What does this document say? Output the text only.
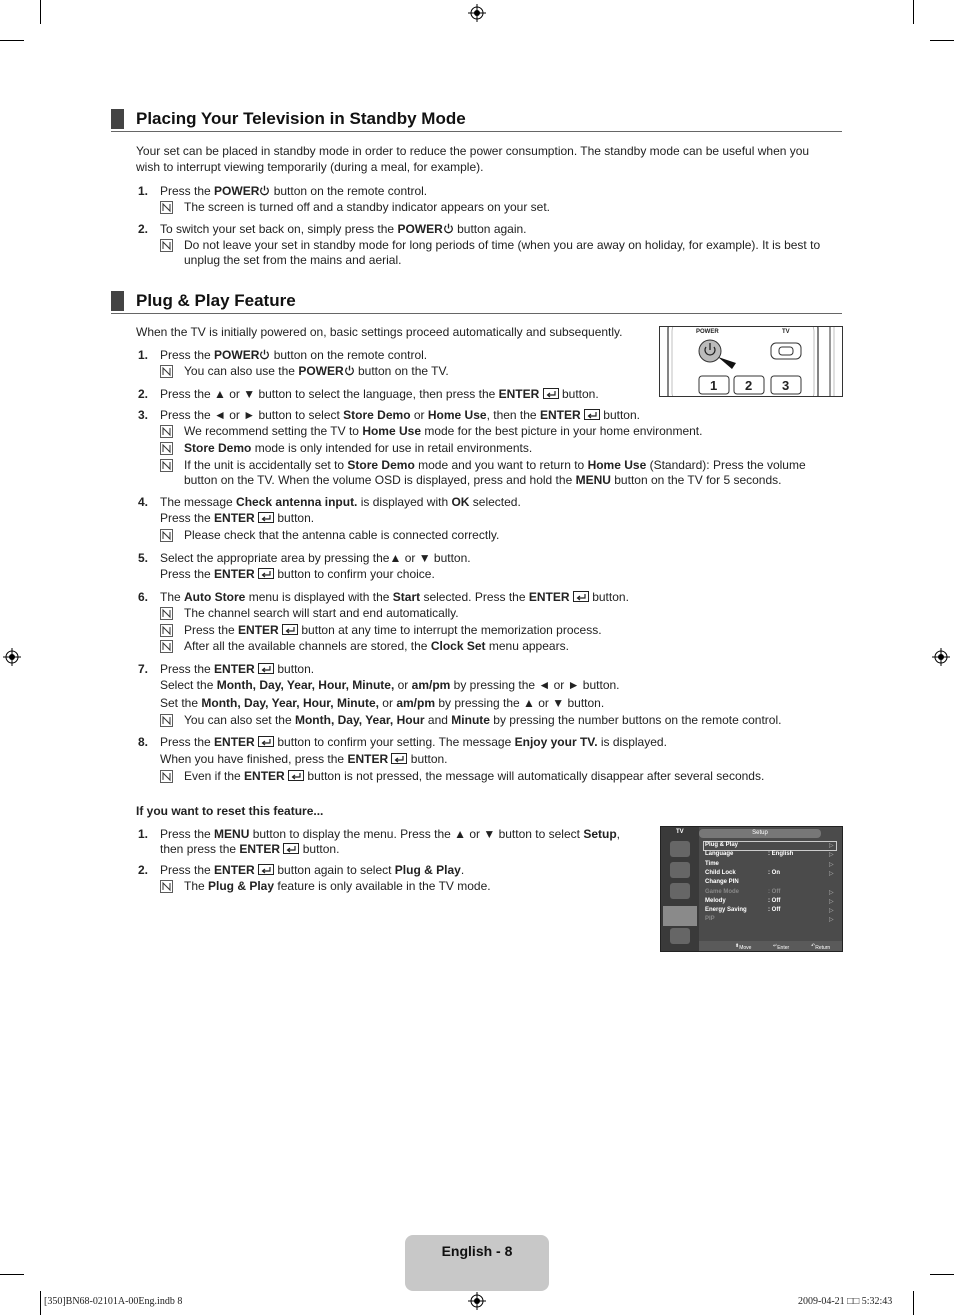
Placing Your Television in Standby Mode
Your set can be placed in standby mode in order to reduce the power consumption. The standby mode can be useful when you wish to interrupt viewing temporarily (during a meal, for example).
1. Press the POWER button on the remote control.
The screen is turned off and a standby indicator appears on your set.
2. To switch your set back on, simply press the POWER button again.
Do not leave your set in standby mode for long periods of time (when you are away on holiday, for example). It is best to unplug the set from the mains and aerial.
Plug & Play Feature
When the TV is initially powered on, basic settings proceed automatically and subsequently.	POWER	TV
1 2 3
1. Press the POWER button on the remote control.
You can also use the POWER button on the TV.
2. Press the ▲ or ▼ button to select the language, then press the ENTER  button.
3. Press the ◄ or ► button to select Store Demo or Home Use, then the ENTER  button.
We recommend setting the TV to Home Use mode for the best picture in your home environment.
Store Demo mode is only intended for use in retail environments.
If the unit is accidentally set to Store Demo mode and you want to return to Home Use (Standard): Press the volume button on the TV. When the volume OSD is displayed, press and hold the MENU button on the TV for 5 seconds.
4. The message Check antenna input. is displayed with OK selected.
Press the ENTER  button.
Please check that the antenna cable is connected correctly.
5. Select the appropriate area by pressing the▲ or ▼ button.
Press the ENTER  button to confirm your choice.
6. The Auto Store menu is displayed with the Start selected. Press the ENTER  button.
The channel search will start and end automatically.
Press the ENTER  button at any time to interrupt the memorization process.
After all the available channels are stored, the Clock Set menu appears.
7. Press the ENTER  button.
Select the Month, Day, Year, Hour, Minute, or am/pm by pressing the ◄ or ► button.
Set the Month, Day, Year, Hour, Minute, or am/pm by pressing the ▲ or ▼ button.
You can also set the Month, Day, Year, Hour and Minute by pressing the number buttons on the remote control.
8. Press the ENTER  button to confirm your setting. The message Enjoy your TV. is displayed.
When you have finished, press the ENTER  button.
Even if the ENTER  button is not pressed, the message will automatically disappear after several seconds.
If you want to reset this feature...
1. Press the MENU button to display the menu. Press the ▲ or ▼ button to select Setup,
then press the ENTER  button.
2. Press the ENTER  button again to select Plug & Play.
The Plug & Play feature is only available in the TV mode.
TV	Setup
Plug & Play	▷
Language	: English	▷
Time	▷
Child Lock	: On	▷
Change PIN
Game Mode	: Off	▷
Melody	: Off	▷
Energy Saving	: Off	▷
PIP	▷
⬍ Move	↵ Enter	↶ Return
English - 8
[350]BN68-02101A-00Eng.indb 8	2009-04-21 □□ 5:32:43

= = = =

TO BE DONE:
All preceding records should be duplicated verbatim, images excepted.

CORRECT OUTPUT:
What does this document say? Output the text only.
Placing Your Television in Standby Mode
Your set can be placed in standby mode in order to reduce the power consumption. The standby mode can be useful when you wish to interrupt viewing temporarily (during a meal, for example).
1. Press the POWER button on the remote control.
The screen is turned off and a standby indicator appears on your set.
2. To switch your set back on, simply press the POWER button again.
Do not leave your set in standby mode for long periods of time (when you are away on holiday, for example). It is best to unplug the set from the mains and aerial.
Plug & Play Feature
When the TV is initially powered on, basic settings proceed automatically and subsequently.	POWER	TV
1 2 3
1. Press the POWER button on the remote control.
You can also use the POWER button on the TV.
2. Press the ▲ or ▼ button to select the language, then press the ENTER  button.
3. Press the ◄ or ► button to select Store Demo or Home Use, then the ENTER  button.
We recommend setting the TV to Home Use mode for the best picture in your home environment.
Store Demo mode is only intended for use in retail environments.
If the unit is accidentally set to Store Demo mode and you want to return to Home Use (Standard): Press the volume button on the TV. When the volume OSD is displayed, press and hold the MENU button on the TV for 5 seconds.
4. The message Check antenna input. is displayed with OK selected.
Press the ENTER  button.
Please check that the antenna cable is connected correctly.
5. Select the appropriate area by pressing the▲ or ▼ button.
Press the ENTER  button to confirm your choice.
6. The Auto Store menu is displayed with the Start selected. Press the ENTER  button.
The channel search will start and end automatically.
Press the ENTER  button at any time to interrupt the memorization process.
After all the available channels are stored, the Clock Set menu appears.
7. Press the ENTER  button.
Select the Month, Day, Year, Hour, Minute, or am/pm by pressing the ◄ or ► button.
Set the Month, Day, Year, Hour, Minute, or am/pm by pressing the ▲ or ▼ button.
You can also set the Month, Day, Year, Hour and Minute by pressing the number buttons on the remote control.
8. Press the ENTER  button to confirm your setting. The message Enjoy your TV. is displayed.
When you have finished, press the ENTER  button.
Even if the ENTER  button is not pressed, the message will automatically disappear after several seconds.
If you want to reset this feature...
1. Press the MENU button to display the menu. Press the ▲ or ▼ button to select Setup,
then press the ENTER  button.
2. Press the ENTER  button again to select Plug & Play.
The Plug & Play feature is only available in the TV mode.
TV	Setup
Plug & Play	▷
Language	: English	▷
Time	▷
Child Lock	: On	▷
Change PIN
Game Mode	: Off	▷
Melody	: Off	▷
Energy Saving	: Off	▷
PIP	▷
⬍ Move	↵ Enter	↶ Return
English - 8
[350]BN68-02101A-00Eng.indb 8	2009-04-21 □□ 5:32:43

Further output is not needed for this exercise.